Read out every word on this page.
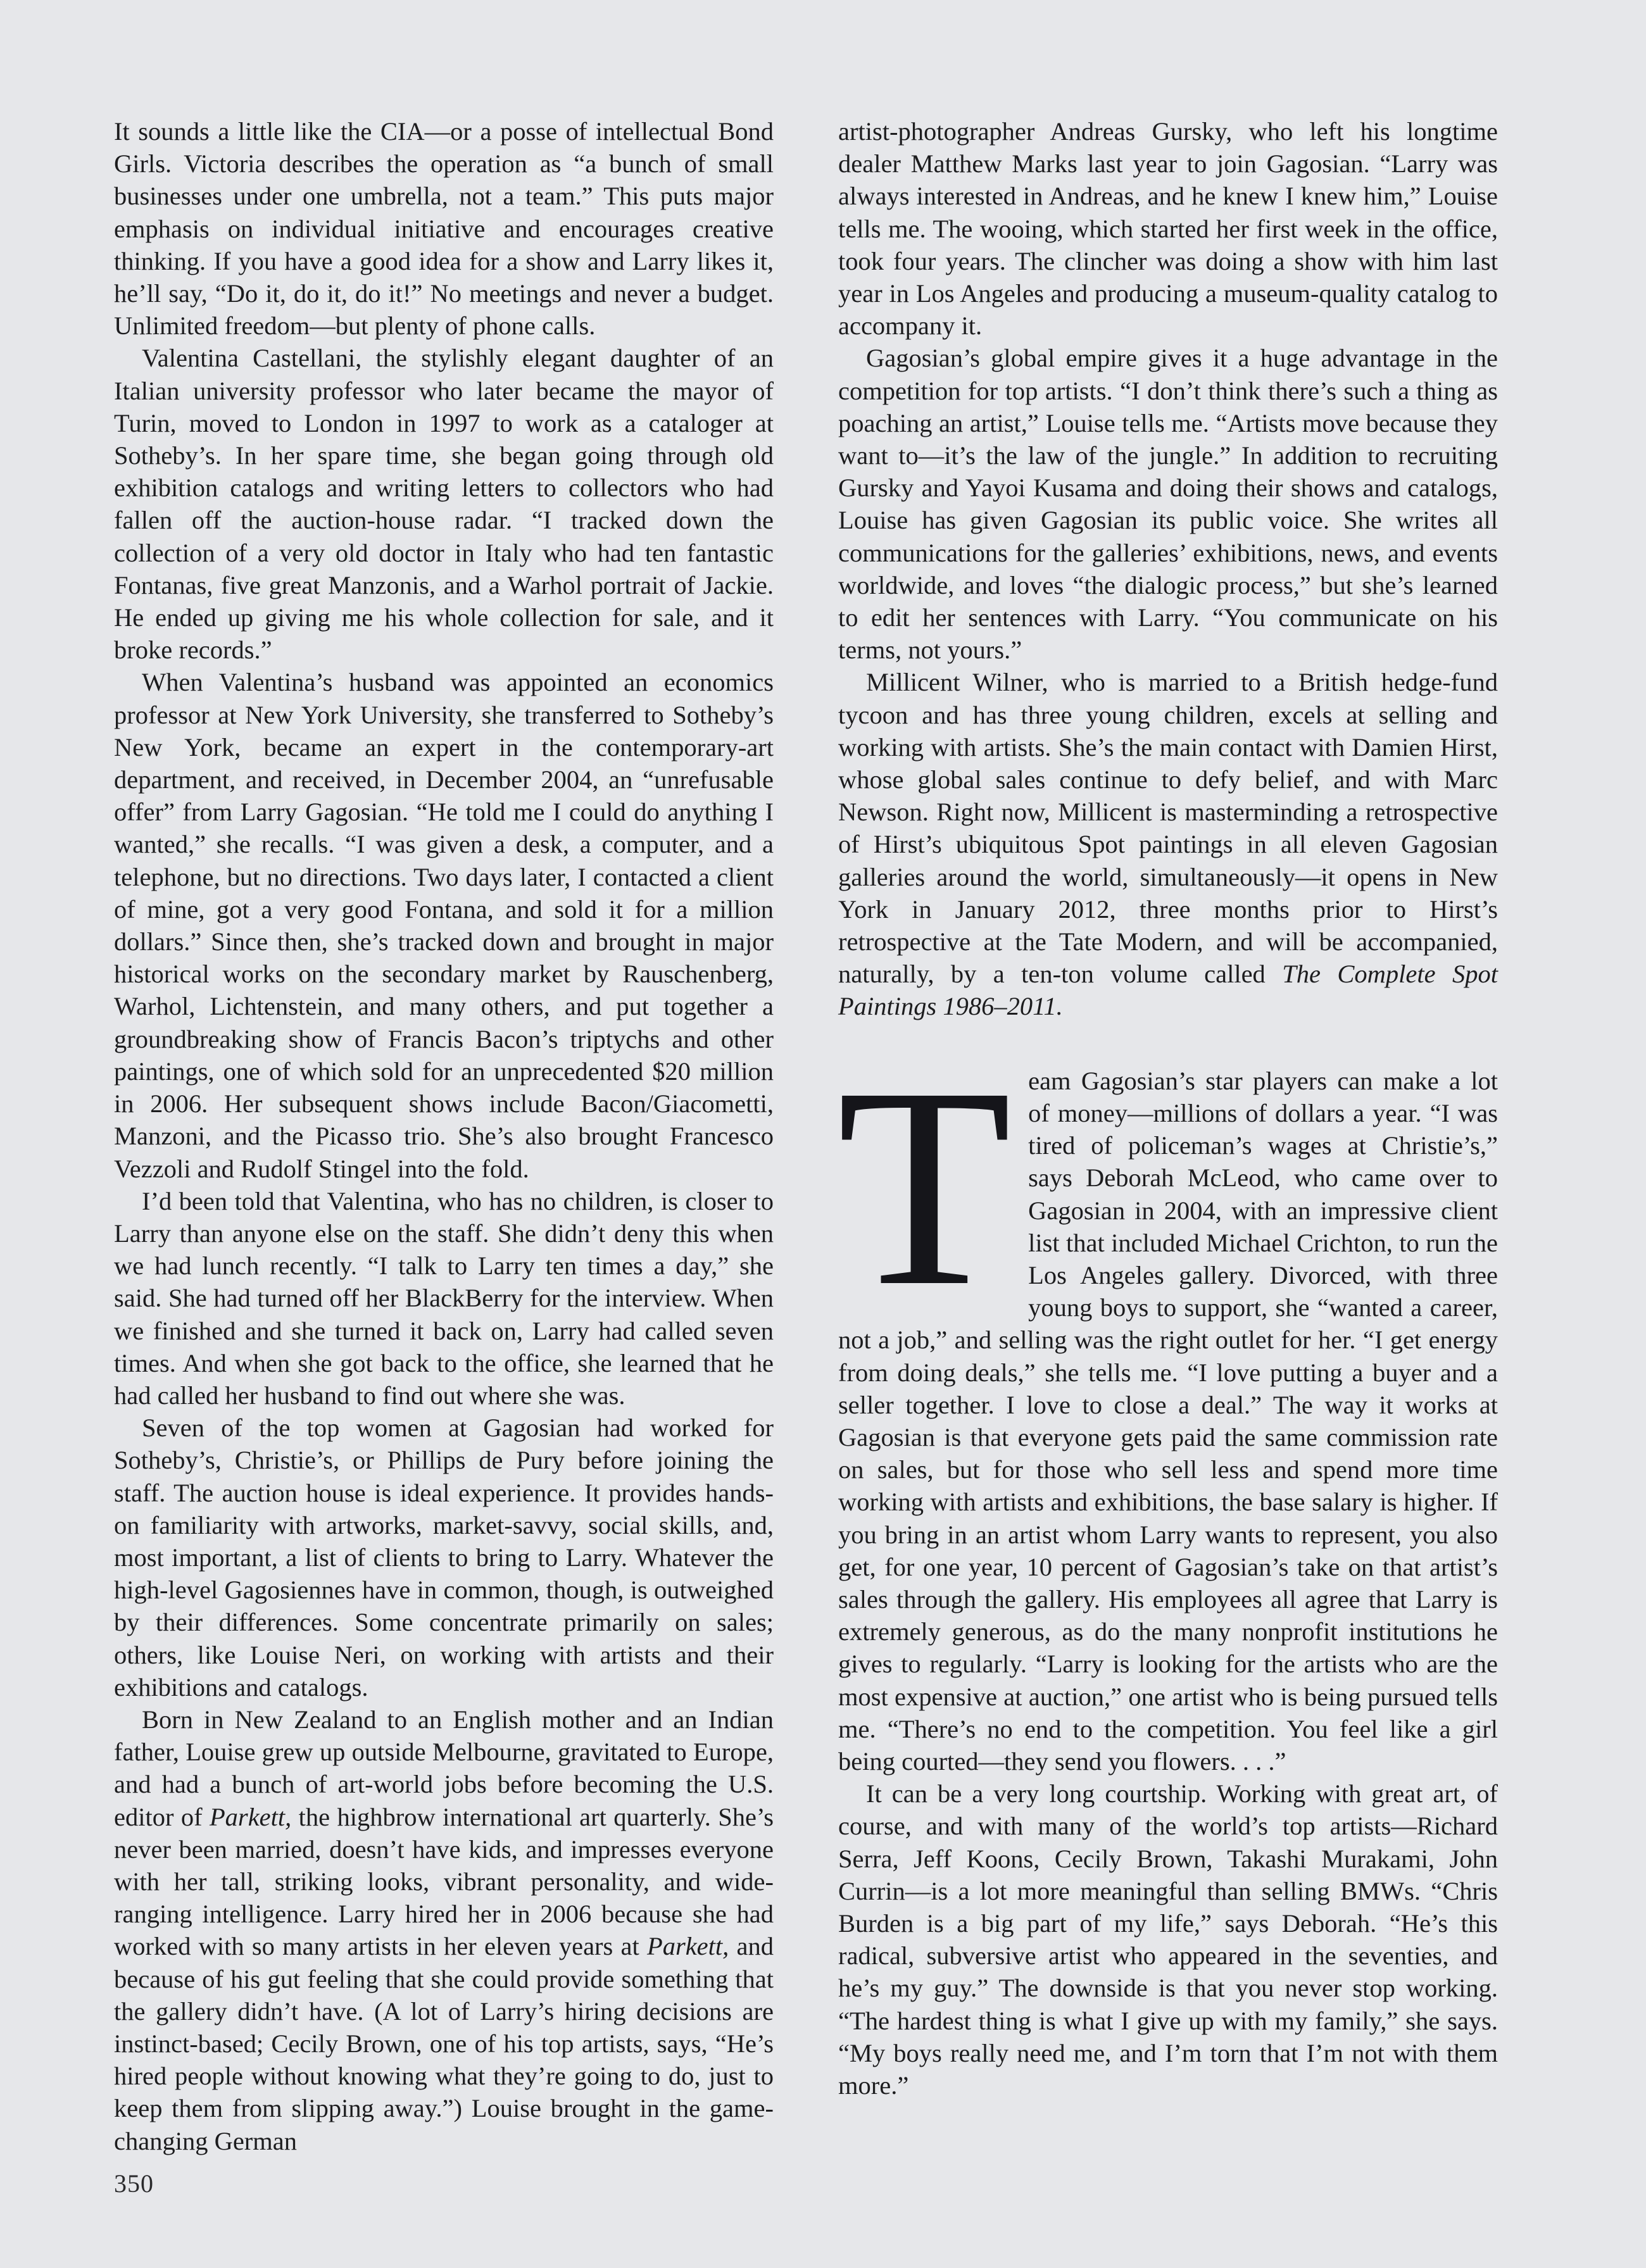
It sounds a little like the CIA—or a posse of intellectual Bond Girls. Victoria describes the operation as “a bunch of small businesses under one umbrella, not a team.” This puts major emphasis on individual initiative and encourages creative thinking. If you have a good idea for a show and Larry likes it, he’ll say, “Do it, do it, do it!” No meetings and never a budget. Unlimited freedom—but plenty of phone calls.

Valentina Castellani, the stylishly elegant daughter of an Italian university professor who later became the mayor of Turin, moved to London in 1997 to work as a cataloger at Sotheby’s. In her spare time, she began going through old exhibition catalogs and writing letters to collectors who had fallen off the auction-house radar. “I tracked down the collection of a very old doctor in Italy who had ten fantastic Fontanas, five great Manzonis, and a Warhol portrait of Jackie. He ended up giving me his whole collection for sale, and it broke records.”

When Valentina’s husband was appointed an economics professor at New York University, she transferred to Sotheby’s New York, became an expert in the contemporary-art department, and received, in December 2004, an “unrefusable offer” from Larry Gagosian. “He told me I could do anything I wanted,” she recalls. “I was given a desk, a computer, and a telephone, but no directions. Two days later, I contacted a client of mine, got a very good Fontana, and sold it for a million dollars.” Since then, she’s tracked down and brought in major historical works on the secondary market by Rauschenberg, Warhol, Lichtenstein, and many others, and put together a groundbreaking show of Francis Bacon’s triptychs and other paintings, one of which sold for an unprecedented $20 million in 2006. Her subsequent shows include Bacon/Giacometti, Manzoni, and the Picasso trio. She’s also brought Francesco Vezzoli and Rudolf Stingel into the fold.

I’d been told that Valentina, who has no children, is closer to Larry than anyone else on the staff. She didn’t deny this when we had lunch recently. “I talk to Larry ten times a day,” she said. She had turned off her BlackBerry for the interview. When we finished and she turned it back on, Larry had called seven times. And when she got back to the office, she learned that he had called her husband to find out where she was.

Seven of the top women at Gagosian had worked for Sotheby’s, Christie’s, or Phillips de Pury before joining the staff. The auction house is ideal experience. It provides hands-on familiarity with artworks, market-savvy, social skills, and, most important, a list of clients to bring to Larry. Whatever the high-level Gagosiennes have in common, though, is outweighed by their differences. Some concentrate primarily on sales; others, like Louise Neri, on working with artists and their exhibitions and catalogs.

Born in New Zealand to an English mother and an Indian father, Louise grew up outside Melbourne, gravitated to Europe, and had a bunch of art-world jobs before becoming the U.S. editor of Parkett, the highbrow international art quarterly. She’s never been married, doesn’t have kids, and impresses everyone with her tall, striking looks, vibrant personality, and wide-ranging intelligence. Larry hired her in 2006 because she had worked with so many artists in her eleven years at Parkett, and because of his gut feeling that she could provide something that the gallery didn’t have. (A lot of Larry’s hiring decisions are instinct-based; Cecily Brown, one of his top artists, says, “He’s hired people without knowing what they’re going to do, just to keep them from slipping away.”) Louise brought in the game-changing German

artist-photographer Andreas Gursky, who left his longtime dealer Matthew Marks last year to join Gagosian. “Larry was always interested in Andreas, and he knew I knew him,” Louise tells me. The wooing, which started her first week in the office, took four years. The clincher was doing a show with him last year in Los Angeles and producing a museum-quality catalog to accompany it.

Gagosian’s global empire gives it a huge advantage in the competition for top artists. “I don’t think there’s such a thing as poaching an artist,” Louise tells me. “Artists move because they want to—it’s the law of the jungle.” In addition to recruiting Gursky and Yayoi Kusama and doing their shows and catalogs, Louise has given Gagosian its public voice. She writes all communications for the galleries’ exhibitions, news, and events worldwide, and loves “the dialogic process,” but she’s learned to edit her sentences with Larry. “You communicate on his terms, not yours.”

Millicent Wilner, who is married to a British hedge-fund tycoon and has three young children, excels at selling and working with artists. She’s the main contact with Damien Hirst, whose global sales continue to defy belief, and with Marc Newson. Right now, Millicent is masterminding a retrospective of Hirst’s ubiquitous Spot paintings in all eleven Gagosian galleries around the world, simultaneously—it opens in New York in January 2012, three months prior to Hirst’s retrospective at the Tate Modern, and will be accompanied, naturally, by a ten-ton volume called The Complete Spot Paintings 1986–2011.

Team Gagosian’s star players can make a lot of money—millions of dollars a year. “I was tired of policeman’s wages at Christie’s,” says Deborah McLeod, who came over to Gagosian in 2004, with an impressive client list that included Michael Crichton, to run the Los Angeles gallery. Divorced, with three young boys to support, she “wanted a career, not a job,” and selling was the right outlet for her. “I get energy from doing deals,” she tells me. “I love putting a buyer and a seller together. I love to close a deal.” The way it works at Gagosian is that everyone gets paid the same commission rate on sales, but for those who sell less and spend more time working with artists and exhibitions, the base salary is higher. If you bring in an artist whom Larry wants to represent, you also get, for one year, 10 percent of Gagosian’s take on that artist’s sales through the gallery. His employees all agree that Larry is extremely generous, as do the many nonprofit institutions he gives to regularly. “Larry is looking for the artists who are the most expensive at auction,” one artist who is being pursued tells me. “There’s no end to the competition. You feel like a girl being courted—they send you flowers. . . .”

It can be a very long courtship. Working with great art, of course, and with many of the world’s top artists—Richard Serra, Jeff Koons, Cecily Brown, Takashi Murakami, John Currin—is a lot more meaningful than selling BMWs. “Chris Burden is a big part of my life,” says Deborah. “He’s this radical, subversive artist who appeared in the seventies, and he’s my guy.” The downside is that you never stop working. “The hardest thing is what I give up with my family,” she says. “My boys really need me, and I’m torn that I’m not with them more.”

350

——

Write down every line of the data above that includes the string "children".

I’d been told that Valentina, who has no children, is closer to Larry than anyone else on the staff. She didn’t deny this when we had lunch recently. “I talk to Larry ten times a day,” she said. She had turned off her BlackBerry for the interview. When we finished and she turned it back on, Larry had called seven times. And when she got back to the office, she learned that he had called her husband to find out where she was.
Millicent Wilner, who is married to a British hedge-fund tycoon and has three young children, excels at selling and working with artists. She’s the main contact with Damien Hirst, whose global sales continue to defy belief, and with Marc Newson. Right now, Millicent is masterminding a retrospective of Hirst’s ubiquitous Spot paintings in all eleven Gagosian galleries around the world, simultaneously—it opens in New York in January 2012, three months prior to Hirst’s retrospective at the Tate Modern, and will be accompanied, naturally, by a ten-ton volume called The Complete Spot Paintings 1986–2011.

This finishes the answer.